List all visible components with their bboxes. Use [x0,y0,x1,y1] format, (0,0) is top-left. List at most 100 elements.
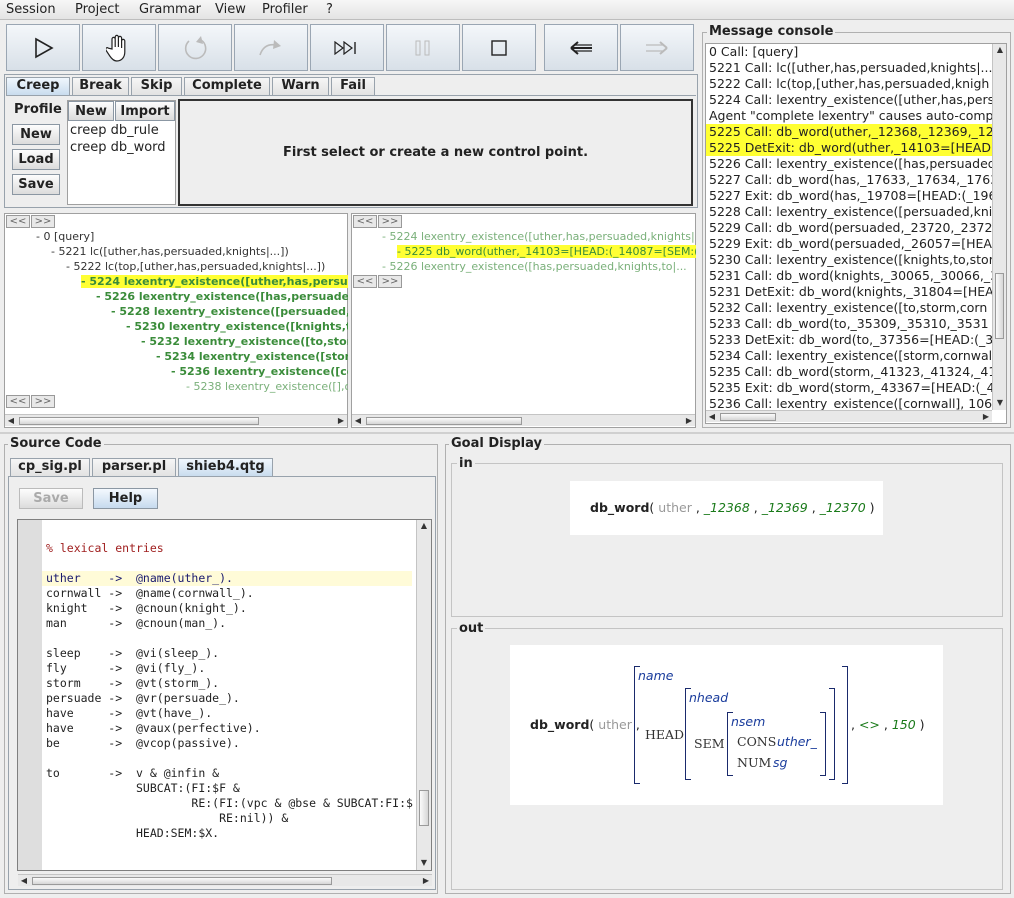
nav-prev-button[interactable]: << [6,215,30,228]
scroll-left-icon[interactable]: ◀ [18,875,30,887]
code-line: have -> @vt(have_). [46,706,213,720]
scroll-up-icon[interactable]: ▲ [418,520,430,532]
tree-node[interactable]: - 5238 lexentry_existence([],ok [186,380,348,393]
out-suffix: , <> , 150 ) [851,717,925,732]
tree-node[interactable]: - 5226 lexentry_existence([has,persuaded… [382,260,687,273]
nav-next-button[interactable]: >> [31,215,55,228]
tab-complete[interactable]: Complete [184,77,270,95]
profile-new-button[interactable]: New [12,124,60,145]
horizontal-scrollbar[interactable]: ◀ ▶ [18,874,432,886]
play-button[interactable] [6,24,80,71]
nav-next-button[interactable]: >> [378,275,402,288]
console-line: 5235 Call: db_word(storm,_41323,_41324,_… [709,364,992,379]
console-line: 5227 Exit: db_word(has,_19708=[HEAD:(_19… [709,188,992,203]
undo-button[interactable] [158,24,232,71]
avm-feature-cons: CONS [737,734,777,749]
tree-node-selected[interactable]: - 5224 lexentry_existence([uther,has,per… [81,275,348,288]
tree-node[interactable]: - 5232 lexentry_existence([to,storm, [141,335,348,348]
redo-button[interactable] [234,24,308,71]
scroll-right-icon[interactable]: ▶ [980,411,992,423]
forward-arrow-icon [646,40,668,55]
forward-button[interactable] [620,24,694,71]
vertical-scrollbar[interactable]: ▲ ▼ [992,44,1006,410]
scroll-thumb[interactable] [32,877,332,885]
menu-grammar[interactable]: Grammar [139,2,201,17]
scroll-right-icon[interactable]: ▶ [335,415,347,427]
scroll-right-icon[interactable]: ▶ [420,875,432,887]
console-line: 5229 Exit: db_word(persuaded,_26057=[HEA [709,236,992,251]
tree-node[interactable]: - 5228 lexentry_existence([persuaded,kni [111,305,348,318]
horizontal-scrollbar[interactable]: ◀ ▶ [352,414,695,426]
scroll-thumb[interactable] [720,413,776,421]
horizontal-scrollbar[interactable]: ◀ ▶ [706,410,992,422]
scroll-down-icon[interactable]: ▼ [994,397,1006,409]
vertical-scrollbar[interactable]: ▲ ▼ [416,520,431,870]
menu-view[interactable]: View [215,2,246,17]
list-item[interactable]: creep db_rule [70,123,159,138]
skip-button[interactable] [310,24,384,71]
split-divider[interactable] [0,432,1014,434]
tree-node[interactable]: - 5224 lexentry_existence([uther,has,per… [382,230,696,243]
scroll-down-icon[interactable]: ▼ [418,857,430,869]
list-import-button[interactable]: Import [115,101,175,121]
scroll-thumb[interactable] [19,417,259,425]
trace-tree-left-content: - 0 [query] - 5221 lc([uther,has,persuade… [4,230,348,396]
nav-prev-button[interactable]: << [353,215,377,228]
stop-button[interactable] [462,24,536,71]
menu-help[interactable]: ? [326,2,333,17]
console-line-highlighted: 5225 Call: db_word(uther,_12368,_12369,_… [706,124,992,140]
tab-break[interactable]: Break [72,77,129,95]
save-button[interactable]: Save [19,488,83,509]
tab-warn[interactable]: Warn [272,77,329,95]
menu-profiler[interactable]: Profiler [262,2,308,17]
tab-shieb4[interactable]: shieb4.qtg [178,458,273,476]
profile-load-button[interactable]: Load [12,149,60,170]
tab-parser[interactable]: parser.pl [92,458,176,476]
tree-node[interactable]: - 5221 lc([uther,has,persuaded,knights|.… [51,245,289,258]
tree-node[interactable]: - 5222 lc(top,[uther,has,persuaded,knigh… [66,260,325,273]
tree-node[interactable]: - 5236 lexentry_existence([corn [171,365,348,378]
menu-project[interactable]: Project [75,2,119,17]
tree-node[interactable]: - 0 [query] [36,230,94,243]
nav-prev-button[interactable]: << [6,395,30,408]
nav-next-button[interactable]: >> [31,395,55,408]
list-item[interactable]: creep db_word [70,140,166,155]
nav-next-button[interactable]: >> [378,215,402,228]
scroll-right-icon[interactable]: ▶ [683,415,695,427]
nav-prev-button[interactable]: << [353,275,377,288]
code-line: cornwall -> @name(cornwall_). [46,586,254,600]
tree-node[interactable]: - 5226 lexentry_existence([has,persuaded… [96,290,348,303]
console-line: 0 Call: [query] [709,44,799,59]
tab-cp-sig[interactable]: cp_sig.pl [10,458,90,476]
tab-skip[interactable]: Skip [131,77,182,95]
tab-creep[interactable]: Creep [6,77,70,95]
console-line: 5224 Call: lexentry_existence([uther,has… [709,92,992,107]
pause-button[interactable] [386,24,460,71]
profile-save-button[interactable]: Save [12,174,60,195]
tree-node-selected[interactable]: - 5225 db_word(uther,_14103=[HEAD:(_1408… [397,245,696,258]
editor-text[interactable]: % lexical entries uther -> @name(uther_).… [42,520,416,870]
scroll-thumb[interactable] [419,790,429,826]
scroll-up-icon[interactable]: ▲ [994,44,1006,56]
profile-label: Profile [14,102,62,117]
code-line: knight -> @cnoun(knight_). [46,601,247,615]
scroll-left-icon[interactable]: ◀ [706,411,718,423]
avm-feature-sem: SEM [694,736,725,751]
tree-node[interactable]: - 5230 lexentry_existence([knights,to,st [126,320,348,333]
list-new-button[interactable]: New [68,101,114,121]
scroll-thumb[interactable] [995,273,1004,339]
scroll-thumb[interactable] [366,417,522,425]
console-line: 5233 Call: db_word(to,_35309,_35310,_353… [709,316,989,331]
help-button[interactable]: Help [93,488,158,509]
tree-node[interactable]: - 5234 lexentry_existence([storm, [156,350,348,363]
scroll-left-icon[interactable]: ◀ [352,415,364,427]
horizontal-scrollbar[interactable]: ◀ ▶ [5,414,347,426]
console-line: Agent "complete lexentry" causes auto-co… [709,108,992,123]
trace-tree-right-content: - 5224 lexentry_existence([uther,has,per… [351,230,696,275]
menu-session[interactable]: Session [6,2,56,17]
console-line: 5235 Exit: db_word(storm,_43367=[HEAD:(_… [709,380,992,395]
hand-button[interactable] [82,24,156,71]
back-button[interactable] [544,24,618,71]
scroll-left-icon[interactable]: ◀ [5,415,17,427]
tab-fail[interactable]: Fail [331,77,375,95]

+ + + + + + +

- Instructions to follow: Retype every line of the material above without changing anything, and leave out the pictures.

- Correct response:
List all visible components with their bboxes. Use [x0,y0,x1,y1] format, (0,0) is top-left. List at most 100 elements.
nav-prev-button[interactable]: << [6,215,30,228]
scroll-left-icon[interactable]: ◀ [18,875,30,887]
code-line: have -> @vt(have_). [46,706,213,720]
scroll-up-icon[interactable]: ▲ [418,520,430,532]
tree-node[interactable]: - 5238 lexentry_existence([],ok [186,380,348,393]
out-suffix: , <> , 150 ) [851,717,925,732]
tree-node[interactable]: - 5226 lexentry_existence([has,persuaded… [382,260,687,273]
nav-next-button[interactable]: >> [31,215,55,228]
tab-complete[interactable]: Complete [184,77,270,95]
profile-new-button[interactable]: New [12,124,60,145]
horizontal-scrollbar[interactable]: ◀ ▶ [18,874,432,886]
play-button[interactable] [6,24,80,71]
nav-next-button[interactable]: >> [378,275,402,288]
console-line: 5235 Call: db_word(storm,_41323,_41324,_… [709,364,992,379]
console-line: 5227 Exit: db_word(has,_19708=[HEAD:(_19… [709,188,992,203]
undo-button[interactable] [158,24,232,71]
avm-feature-cons: CONS [737,734,777,749]
tree-node-selected[interactable]: - 5224 lexentry_existence([uther,has,per… [81,275,348,288]
tree-node[interactable]: - 5232 lexentry_existence([to,storm, [141,335,348,348]
redo-button[interactable] [234,24,308,71]
scroll-right-icon[interactable]: ▶ [980,411,992,423]
forward-arrow-icon [646,40,668,55]
forward-button[interactable] [620,24,694,71]
vertical-scrollbar[interactable]: ▲ ▼ [992,44,1006,410]
scroll-thumb[interactable] [32,877,332,885]
menu-grammar[interactable]: Grammar [139,2,201,17]
scroll-right-icon[interactable]: ▶ [335,415,347,427]
scroll-right-icon[interactable]: ▶ [420,875,432,887]
console-line: 5229 Exit: db_word(persuaded,_26057=[HEA [709,236,992,251]
tree-node[interactable]: - 5228 lexentry_existence([persuaded,kni [111,305,348,318]
horizontal-scrollbar[interactable]: ◀ ▶ [352,414,695,426]
scroll-thumb[interactable] [720,413,776,421]
horizontal-scrollbar[interactable]: ◀ ▶ [706,410,992,422]
scroll-down-icon[interactable]: ▼ [994,397,1006,409]
vertical-scrollbar[interactable]: ▲ ▼ [416,520,431,870]
menu-view[interactable]: View [215,2,246,17]
list-item[interactable]: creep db_rule [70,123,159,138]
skip-button[interactable] [310,24,384,71]
split-divider[interactable] [0,432,1014,434]
tree-node[interactable]: - 5224 lexentry_existence([uther,has,per… [382,230,696,243]
scroll-down-icon[interactable]: ▼ [418,857,430,869]
list-import-button[interactable]: Import [115,101,175,121]
scroll-thumb[interactable] [19,417,259,425]
trace-tree-left-content: - 0 [query] - 5221 lc([uther,has,persuade… [4,230,348,396]
nav-prev-button[interactable]: << [353,215,377,228]
stop-button[interactable] [462,24,536,71]
menu-help[interactable]: ? [326,2,333,17]
console-line-highlighted: 5225 Call: db_word(uther,_12368,_12369,_… [706,124,992,140]
tab-break[interactable]: Break [72,77,129,95]
save-button[interactable]: Save [19,488,83,509]
tab-warn[interactable]: Warn [272,77,329,95]
menu-profiler[interactable]: Profiler [262,2,308,17]
tab-shieb4[interactable]: shieb4.qtg [178,458,273,476]
profile-load-button[interactable]: Load [12,149,60,170]
tab-parser[interactable]: parser.pl [92,458,176,476]
tree-node[interactable]: - 5221 lc([uther,has,persuaded,knights|.… [51,245,289,258]
tree-node[interactable]: - 5222 lc(top,[uther,has,persuaded,knigh… [66,260,325,273]
tree-node[interactable]: - 5236 lexentry_existence([corn [171,365,348,378]
menu-project[interactable]: Project [75,2,119,17]
tree-node[interactable]: - 0 [query] [36,230,94,243]
nav-prev-button[interactable]: << [6,395,30,408]
nav-next-button[interactable]: >> [31,395,55,408]
list-item[interactable]: creep db_word [70,140,166,155]
nav-next-button[interactable]: >> [378,215,402,228]
scroll-right-icon[interactable]: ▶ [683,415,695,427]
nav-prev-button[interactable]: << [353,275,377,288]
code-line: cornwall -> @name(cornwall_). [46,586,254,600]
tree-node[interactable]: - 5226 lexentry_existence([has,persuaded… [96,290,348,303]
console-line: 0 Call: [query] [709,44,799,59]
tab-cp-sig[interactable]: cp_sig.pl [10,458,90,476]
tab-skip[interactable]: Skip [131,77,182,95]
tab-creep[interactable]: Creep [6,77,70,95]
console-line: 5224 Call: lexentry_existence([uther,has… [709,92,992,107]
pause-button[interactable] [386,24,460,71]
profile-save-button[interactable]: Save [12,174,60,195]
tree-node-selected[interactable]: - 5225 db_word(uther,_14103=[HEAD:(_1408… [397,245,696,258]
editor-text[interactable]: % lexical entries uther -> @name(uther_).… [42,520,416,870]
scroll-thumb[interactable] [419,790,429,826]
scroll-up-icon[interactable]: ▲ [994,44,1006,56]
profile-label: Profile [14,102,62,117]
code-line: knight -> @cnoun(knight_). [46,601,247,615]
scroll-left-icon[interactable]: ◀ [706,411,718,423]
avm-feature-sem: SEM [694,736,725,751]
tree-node[interactable]: - 5230 lexentry_existence([knights,to,st [126,320,348,333]
list-new-button[interactable]: New [68,101,114,121]
scroll-thumb[interactable] [995,273,1004,339]
scroll-thumb[interactable] [366,417,522,425]
console-line: 5233 Call: db_word(to,_35309,_35310,_353… [709,316,989,331]
help-button[interactable]: Help [93,488,158,509]
tree-node[interactable]: - 5234 lexentry_existence([storm, [156,350,348,363]
scroll-left-icon[interactable]: ◀ [352,415,364,427]
horizontal-scrollbar[interactable]: ◀ ▶ [5,414,347,426]
console-line: Agent "complete lexentry" causes auto-co… [709,108,992,123]
trace-tree-right-content: - 5224 lexentry_existence([uther,has,per… [351,230,696,275]
menu-session[interactable]: Session [6,2,56,17]
console-line: 5235 Exit: db_word(storm,_43367=[HEAD:(_… [709,380,992,395]
hand-button[interactable] [82,24,156,71]
back-button[interactable] [544,24,618,71]
scroll-left-icon[interactable]: ◀ [5,415,17,427]
tab-fail[interactable]: Fail [331,77,375,95]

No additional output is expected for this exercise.